__To do__
1) Answer these from the text on cybersecurity training:
(a) According to the 2019 Verizon report, what percentage of malware was delivered by email?
(b) What share of organizations polled delivered phishing training in 2020?
(c) As what does the text say some cyber training depicts the "bad guys"?
2) List every source the text on cybersecurity training cites for its statistics.
3) Write the next part of the text on cybersecurity training, picking up after its final question.

__Given text__
┄┄┄┄┄┄┄┄┄┄
Cybersecurity training today is much different than it was 10 years ago. In most organizations, we have developed training that is engaging, interactive, even enjoyable at times. Security leaders of yesterday realized that having a once a year, boring, PowerPoint like training that employees had to undergo to check a box was not working. Everyone dreaded that training and that led to skimming the material and clicking through slides, then brute-forcing their way through the answers on the final exam.
What we’ve seen in the past decade is cybersecurity training being changed to be fun, interactive, and even enjoyable.
Keep in mind the following statistics:
- When it comes to breaches, 28% involved malware and 32–33% included phishing or social engineering, respectively (2020 Verizon report)
- To compliment the above statistic: 94% of malware was delivered by email (2019 Verizon report DBIR)
- 94% of hacking crime is done via Social Engineering (SafeAtLast)
- 60% of breach investigation attribute social engineering as the conduit to initial point of entry (TrustWave)
- 95% of organizations polled delivered phishing training in 2020 (Proofpoint’s State of the Phish 2020 Report)
What does this tell us? Despite the fancy, new, fun, and innovative cyber training, people are still clicking links. They are still not recognizing security threats. It’s time to adapt the training again.
Cybersecurity training has been simplified and de-mystified so much to make it fun and appealing that we’ve, in many cases overcompensated. I’m talking cyber training that depicts the ‘bad guys’ as monsters, the data as classified troves of passwords and social security numbers, and emails sent for phishing as being sent from a foreign country, misspelled, and detectable by most people during a busy workday.
Employees are goners if that is what they think social attack threats are and the cybersecurity training’s purpose is to give them a fighting chance.
As we think about adapting our cybersecurity training to be more realistic, applicable, and effective, what are some things you should definitely keep and what are some things you should lose in your current security training?
┄┄┄┄┄┄┄┄┄┄
__Source data__
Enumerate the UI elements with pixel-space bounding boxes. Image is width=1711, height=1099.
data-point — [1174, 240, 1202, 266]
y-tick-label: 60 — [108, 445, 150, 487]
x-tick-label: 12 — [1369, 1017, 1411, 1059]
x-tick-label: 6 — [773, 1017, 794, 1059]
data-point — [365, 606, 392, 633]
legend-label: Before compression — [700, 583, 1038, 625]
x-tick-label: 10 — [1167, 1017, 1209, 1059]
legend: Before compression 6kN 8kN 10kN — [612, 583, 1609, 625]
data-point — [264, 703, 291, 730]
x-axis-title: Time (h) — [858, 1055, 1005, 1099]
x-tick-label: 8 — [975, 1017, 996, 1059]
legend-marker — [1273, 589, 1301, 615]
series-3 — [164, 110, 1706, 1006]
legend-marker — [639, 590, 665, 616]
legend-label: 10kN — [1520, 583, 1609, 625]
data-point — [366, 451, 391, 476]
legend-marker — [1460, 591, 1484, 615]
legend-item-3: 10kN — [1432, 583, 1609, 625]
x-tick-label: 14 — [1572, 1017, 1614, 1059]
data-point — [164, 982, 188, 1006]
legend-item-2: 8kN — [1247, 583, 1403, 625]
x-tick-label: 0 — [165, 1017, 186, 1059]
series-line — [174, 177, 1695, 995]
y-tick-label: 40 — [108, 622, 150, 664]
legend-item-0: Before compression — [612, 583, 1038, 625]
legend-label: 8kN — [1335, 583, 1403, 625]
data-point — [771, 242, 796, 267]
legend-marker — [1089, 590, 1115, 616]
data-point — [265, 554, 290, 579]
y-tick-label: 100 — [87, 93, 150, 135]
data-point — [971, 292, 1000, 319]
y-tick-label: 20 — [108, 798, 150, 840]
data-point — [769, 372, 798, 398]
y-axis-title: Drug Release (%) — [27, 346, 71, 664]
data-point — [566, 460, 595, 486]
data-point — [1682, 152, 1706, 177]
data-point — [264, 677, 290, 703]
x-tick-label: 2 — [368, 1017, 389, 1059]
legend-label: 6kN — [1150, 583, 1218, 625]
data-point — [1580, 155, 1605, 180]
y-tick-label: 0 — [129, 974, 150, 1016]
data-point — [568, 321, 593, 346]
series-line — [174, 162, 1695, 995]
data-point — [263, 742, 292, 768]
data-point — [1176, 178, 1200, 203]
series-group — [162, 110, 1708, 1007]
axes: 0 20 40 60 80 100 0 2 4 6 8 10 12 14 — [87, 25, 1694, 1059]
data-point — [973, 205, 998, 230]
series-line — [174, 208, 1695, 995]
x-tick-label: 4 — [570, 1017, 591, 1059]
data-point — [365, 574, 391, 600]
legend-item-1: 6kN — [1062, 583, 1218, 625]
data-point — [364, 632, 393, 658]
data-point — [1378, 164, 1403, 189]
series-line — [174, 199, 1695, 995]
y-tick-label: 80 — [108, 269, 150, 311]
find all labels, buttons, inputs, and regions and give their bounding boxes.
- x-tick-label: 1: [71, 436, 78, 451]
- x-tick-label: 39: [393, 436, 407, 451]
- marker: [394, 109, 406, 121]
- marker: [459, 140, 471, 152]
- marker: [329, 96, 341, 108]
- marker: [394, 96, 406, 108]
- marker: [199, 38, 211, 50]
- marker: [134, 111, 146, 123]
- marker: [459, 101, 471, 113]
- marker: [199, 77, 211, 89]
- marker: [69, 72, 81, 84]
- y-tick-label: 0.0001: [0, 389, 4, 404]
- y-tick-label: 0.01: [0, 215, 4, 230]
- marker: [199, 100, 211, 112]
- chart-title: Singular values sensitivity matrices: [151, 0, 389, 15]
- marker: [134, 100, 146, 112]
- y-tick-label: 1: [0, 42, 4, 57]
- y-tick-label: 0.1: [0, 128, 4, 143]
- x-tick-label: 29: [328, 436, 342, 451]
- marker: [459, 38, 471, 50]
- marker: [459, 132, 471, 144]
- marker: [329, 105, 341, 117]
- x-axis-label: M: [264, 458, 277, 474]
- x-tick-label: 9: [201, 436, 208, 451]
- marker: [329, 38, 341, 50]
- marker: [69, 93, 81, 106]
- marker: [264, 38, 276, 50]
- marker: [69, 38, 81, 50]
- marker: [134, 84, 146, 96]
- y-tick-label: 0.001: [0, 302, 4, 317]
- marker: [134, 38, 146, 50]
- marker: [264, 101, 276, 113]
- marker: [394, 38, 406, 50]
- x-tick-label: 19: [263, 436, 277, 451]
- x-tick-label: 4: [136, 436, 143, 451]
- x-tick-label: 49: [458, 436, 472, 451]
┄┄┄┄┄┄┄┄┄┄
__Outputs for the tasks__
1)
(a) 94%
(b) 95%
(c) As monsters

2)
- 2020 Verizon report
- 2019 Verizon report DBIR
- SafeAtLast
- TrustWave
- Proofpoint's State of the Phish 2020 Report

3)
- Accountability: There should be clear expectations, reporting pathways, and accountability statements about what is expected of them in the incident reporting and response cycle.
- Frequency: Good cybersecurity training program should be conducted multiple times a year. The true number per year might take some experimentation, and it might be different per department. Finance professionals might need to take training quarterly while employees in sales, may get away with twice a year. Don’t feel like you are overburdening your employees with this training, it is absolutely necessary.
- Applicable: Security training needs to spell out threats, components of an attack, how your company deals with those things, and all of the reasons why. It does not have to be a cartoon gameshow that you put on because you want it to be fun. Get to the point, don’t sugarcoat terminology when you can, and make it real.
- Input from security professionals: If there has ever been a true {necessary} enemy to real, raw writing, it’s the editing and marketing aspect. While it is necessary to get your training looked at by other teams that can make it look nice – too much of this good thing is a bad thing. Lean hard on your security team and, if needed, hire an outside consultant to develop a large majority of your content. Prevent unnecessary changes to verbiage and include some threats tailored specially to security incidents that your company has experienced - even if they were not successful.
- Call to action: Like any good speech, a call to action is a necessary and powerful piece of this training. Ensure that your employees feel empowered to report, knowing well that they have your support as well as the support of the security team with any reporting. Yes, your employees will report potentially silly things that they ‘just had a bad feeling about’. Encourage over-reporting and for repeat offenders, give personalized training to without ever making it a bad thing. We have to make tattle-telling a good thing.
If your cybersecurity training is depicting big bad monsters, big large databases being exfiltrated, or weird looking emails that are easily detectable (even when your employees might receive 100 of emails a day) – think again. Training should be short, frequent, realistic, and altogether focused on the threats that target your organization most.